— OBJECTIVE —
Reproduce all of the listing below without alteration.

— DATA FOR THE TASK —

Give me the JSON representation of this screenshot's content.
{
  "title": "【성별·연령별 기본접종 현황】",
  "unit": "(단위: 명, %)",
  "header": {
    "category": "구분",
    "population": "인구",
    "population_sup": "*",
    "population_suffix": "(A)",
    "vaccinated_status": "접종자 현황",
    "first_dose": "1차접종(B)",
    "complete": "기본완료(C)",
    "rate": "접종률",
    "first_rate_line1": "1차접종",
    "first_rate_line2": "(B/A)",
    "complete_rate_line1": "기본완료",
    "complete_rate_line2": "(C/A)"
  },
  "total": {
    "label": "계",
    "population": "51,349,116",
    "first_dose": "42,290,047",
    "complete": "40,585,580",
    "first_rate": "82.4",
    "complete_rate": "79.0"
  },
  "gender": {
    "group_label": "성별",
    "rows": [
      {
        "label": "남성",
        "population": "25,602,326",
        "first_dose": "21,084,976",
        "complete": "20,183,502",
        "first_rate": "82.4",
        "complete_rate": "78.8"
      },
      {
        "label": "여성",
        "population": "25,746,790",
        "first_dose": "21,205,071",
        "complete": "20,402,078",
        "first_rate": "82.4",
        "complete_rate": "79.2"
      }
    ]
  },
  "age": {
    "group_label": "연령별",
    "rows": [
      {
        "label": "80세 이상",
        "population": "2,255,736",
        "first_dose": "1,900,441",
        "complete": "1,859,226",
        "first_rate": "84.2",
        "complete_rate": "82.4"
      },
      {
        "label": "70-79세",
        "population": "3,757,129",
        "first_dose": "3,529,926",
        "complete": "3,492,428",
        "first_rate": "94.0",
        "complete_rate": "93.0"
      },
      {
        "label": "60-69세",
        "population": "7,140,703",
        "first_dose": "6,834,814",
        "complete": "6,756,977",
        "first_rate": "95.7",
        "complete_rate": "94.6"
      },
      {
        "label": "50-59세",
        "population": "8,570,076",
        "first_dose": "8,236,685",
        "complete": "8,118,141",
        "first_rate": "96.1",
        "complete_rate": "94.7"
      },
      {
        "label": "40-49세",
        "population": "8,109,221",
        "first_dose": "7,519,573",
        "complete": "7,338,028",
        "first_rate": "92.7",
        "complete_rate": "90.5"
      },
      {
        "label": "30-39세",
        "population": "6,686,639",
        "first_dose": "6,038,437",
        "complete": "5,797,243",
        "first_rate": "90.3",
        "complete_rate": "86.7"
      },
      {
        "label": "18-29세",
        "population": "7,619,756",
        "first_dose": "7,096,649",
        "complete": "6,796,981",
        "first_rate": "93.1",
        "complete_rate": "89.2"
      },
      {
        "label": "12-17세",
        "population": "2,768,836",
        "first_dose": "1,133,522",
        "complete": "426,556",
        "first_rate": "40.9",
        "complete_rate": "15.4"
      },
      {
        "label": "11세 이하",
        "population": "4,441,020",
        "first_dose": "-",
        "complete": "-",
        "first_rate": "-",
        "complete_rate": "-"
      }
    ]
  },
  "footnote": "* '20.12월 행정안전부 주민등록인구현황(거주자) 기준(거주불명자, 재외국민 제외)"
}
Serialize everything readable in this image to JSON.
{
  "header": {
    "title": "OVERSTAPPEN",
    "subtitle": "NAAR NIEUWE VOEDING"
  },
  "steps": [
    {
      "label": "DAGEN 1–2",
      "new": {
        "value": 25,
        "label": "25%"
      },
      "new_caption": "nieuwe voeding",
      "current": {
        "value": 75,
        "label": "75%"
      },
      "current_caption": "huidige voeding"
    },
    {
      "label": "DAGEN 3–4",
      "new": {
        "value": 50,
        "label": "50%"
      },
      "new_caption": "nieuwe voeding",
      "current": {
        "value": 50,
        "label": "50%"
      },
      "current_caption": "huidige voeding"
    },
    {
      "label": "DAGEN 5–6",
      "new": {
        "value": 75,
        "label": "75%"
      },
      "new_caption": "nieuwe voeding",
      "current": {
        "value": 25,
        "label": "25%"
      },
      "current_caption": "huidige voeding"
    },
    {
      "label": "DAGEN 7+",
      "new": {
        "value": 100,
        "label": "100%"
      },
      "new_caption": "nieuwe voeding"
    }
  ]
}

— THE COMPLETED TASK —
Give me the JSON representation of this screenshot's content.
{
  "title": "【성별·연령별 기본접종 현황】",
  "unit": "(단위: 명, %)",
  "header": {
    "category": "구분",
    "population": "인구",
    "population_sup": "*",
    "population_suffix": "(A)",
    "vaccinated_status": "접종자 현황",
    "first_dose": "1차접종(B)",
    "complete": "기본완료(C)",
    "rate": "접종률",
    "first_rate_line1": "1차접종",
    "first_rate_line2": "(B/A)",
    "complete_rate_line1": "기본완료",
    "complete_rate_line2": "(C/A)"
  },
  "total": {
    "label": "계",
    "population": "51,349,116",
    "first_dose": "42,290,047",
    "complete": "40,585,580",
    "first_rate": "82.4",
    "complete_rate": "79.0"
  },
  "gender": {
    "group_label": "성별",
    "rows": [
      {
        "label": "남성",
        "population": "25,602,326",
        "first_dose": "21,084,976",
        "complete": "20,183,502",
        "first_rate": "82.4",
        "complete_rate": "78.8"
      },
      {
        "label": "여성",
        "population": "25,746,790",
        "first_dose": "21,205,071",
        "complete": "20,402,078",
        "first_rate": "82.4",
        "complete_rate": "79.2"
      }
    ]
  },
  "age": {
    "group_label": "연령별",
    "rows": [
      {
        "label": "80세 이상",
        "population": "2,255,736",
        "first_dose": "1,900,441",
        "complete": "1,859,226",
        "first_rate": "84.2",
        "complete_rate": "82.4"
      },
      {
        "label": "70-79세",
        "population": "3,757,129",
        "first_dose": "3,529,926",
        "complete": "3,492,428",
        "first_rate": "94.0",
        "complete_rate": "93.0"
      },
      {
        "label": "60-69세",
        "population": "7,140,703",
        "first_dose": "6,834,814",
        "complete": "6,756,977",
        "first_rate": "95.7",
        "complete_rate": "94.6"
      },
      {
        "label": "50-59세",
        "population": "8,570,076",
        "first_dose": "8,236,685",
        "complete": "8,118,141",
        "first_rate": "96.1",
        "complete_rate": "94.7"
      },
      {
        "label": "40-49세",
        "population": "8,109,221",
        "first_dose": "7,519,573",
        "complete": "7,338,028",
        "first_rate": "92.7",
        "complete_rate": "90.5"
      },
      {
        "label": "30-39세",
        "population": "6,686,639",
        "first_dose": "6,038,437",
        "complete": "5,797,243",
        "first_rate": "90.3",
        "complete_rate": "86.7"
      },
      {
        "label": "18-29세",
        "population": "7,619,756",
        "first_dose": "7,096,649",
        "complete": "6,796,981",
        "first_rate": "93.1",
        "complete_rate": "89.2"
      },
      {
        "label": "12-17세",
        "population": "2,768,836",
        "first_dose": "1,133,522",
        "complete": "426,556",
        "first_rate": "40.9",
        "complete_rate": "15.4"
      },
      {
        "label": "11세 이하",
        "population": "4,441,020",
        "first_dose": "-",
        "complete": "-",
        "first_rate": "-",
        "complete_rate": "-"
      }
    ]
  },
  "footnote": "* '20.12월 행정안전부 주민등록인구현황(거주자) 기준(거주불명자, 재외국민 제외)"
}
Serialize everything readable in this image to JSON.
{
  "header": {
    "title": "OVERSTAPPEN",
    "subtitle": "NAAR NIEUWE VOEDING"
  },
  "steps": [
    {
      "label": "DAGEN 1–2",
      "new": {
        "value": 25,
        "label": "25%"
      },
      "new_caption": "nieuwe voeding",
      "current": {
        "value": 75,
        "label": "75%"
      },
      "current_caption": "huidige voeding"
    },
    {
      "label": "DAGEN 3–4",
      "new": {
        "value": 50,
        "label": "50%"
      },
      "new_caption": "nieuwe voeding",
      "current": {
        "value": 50,
        "label": "50%"
      },
      "current_caption": "huidige voeding"
    },
    {
      "label": "DAGEN 5–6",
      "new": {
        "value": 75,
        "label": "75%"
      },
      "new_caption": "nieuwe voeding",
      "current": {
        "value": 25,
        "label": "25%"
      },
      "current_caption": "huidige voeding"
    },
    {
      "label": "DAGEN 7+",
      "new": {
        "value": 100,
        "label": "100%"
      },
      "new_caption": "nieuwe voeding"
    }
  ]
}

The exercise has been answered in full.